Supplied information ::

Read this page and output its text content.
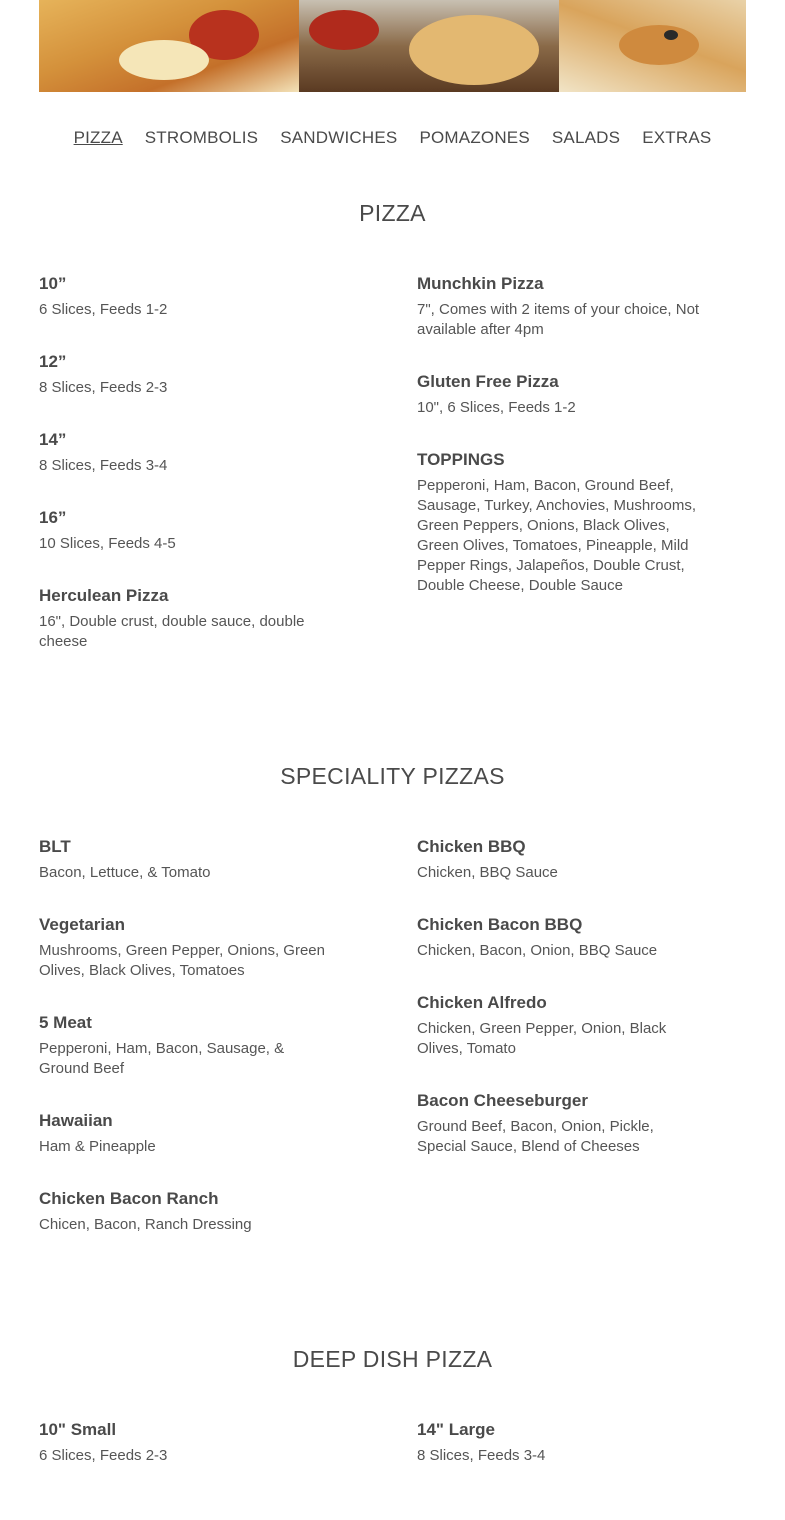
PIZZA STROMBOLIS SANDWICHES POMAZONES SALADS EXTRAS
PIZZA

10”

6 Slices, Feeds 1-2

12”

8 Slices, Feeds 2-3

14”

8 Slices, Feeds 3-4

16”

10 Slices, Feeds 4-5

Herculean Pizza

16", Double crust, double sauce, double cheese

Munchkin Pizza

7", Comes with 2 items of your choice, Not available after 4pm

Gluten Free Pizza

10", 6 Slices, Feeds 1-2

TOPPINGS

Pepperoni, Ham, Bacon, Ground Beef, Sausage, Turkey, Anchovies, Mushrooms, Green Peppers, Onions, Black Olives, Green Olives, Tomatoes, Pineapple, Mild Pepper Rings, Jalapeños, Double Crust, Double Cheese, Double Sauce

SPECIALITY PIZZAS

BLT

Bacon, Lettuce, & Tomato

Vegetarian

Mushrooms, Green Pepper, Onions, Green Olives, Black Olives, Tomatoes

5 Meat

Pepperoni, Ham, Bacon, Sausage, & Ground Beef

Hawaiian

Ham & Pineapple

Chicken Bacon Ranch

Chicen, Bacon, Ranch Dressing

Chicken BBQ

Chicken, BBQ Sauce

Chicken Bacon BBQ

Chicken, Bacon, Onion, BBQ Sauce

Chicken Alfredo

Chicken, Green Pepper, Onion, Black Olives, Tomato

Bacon Cheeseburger

Ground Beef, Bacon, Onion, Pickle, Special Sauce, Blend of Cheeses

DEEP DISH PIZZA

10" Small

6 Slices, Feeds 2-3

14" Large

8 Slices, Feeds 3-4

Objective ::
Locate and copy each line in the data above that includes the word "Bacon".

Written response ::
Pepperoni, Ham, Bacon, Ground Beef, Sausage, Turkey, Anchovies, Mushrooms, Green Peppers, Onions, Black Olives, Green Olives, Tomatoes, Pineapple, Mild Pepper Rings, Jalapeños, Double Crust, Double Cheese, Double Sauce
Bacon, Lettuce, & Tomato
Pepperoni, Ham, Bacon, Sausage, & Ground Beef
Chicken Bacon Ranch
Chicen, Bacon, Ranch Dressing
Chicken Bacon BBQ
Chicken, Bacon, Onion, BBQ Sauce
Bacon Cheeseburger
Ground Beef, Bacon, Onion, Pickle, Special Sauce, Blend of Cheeses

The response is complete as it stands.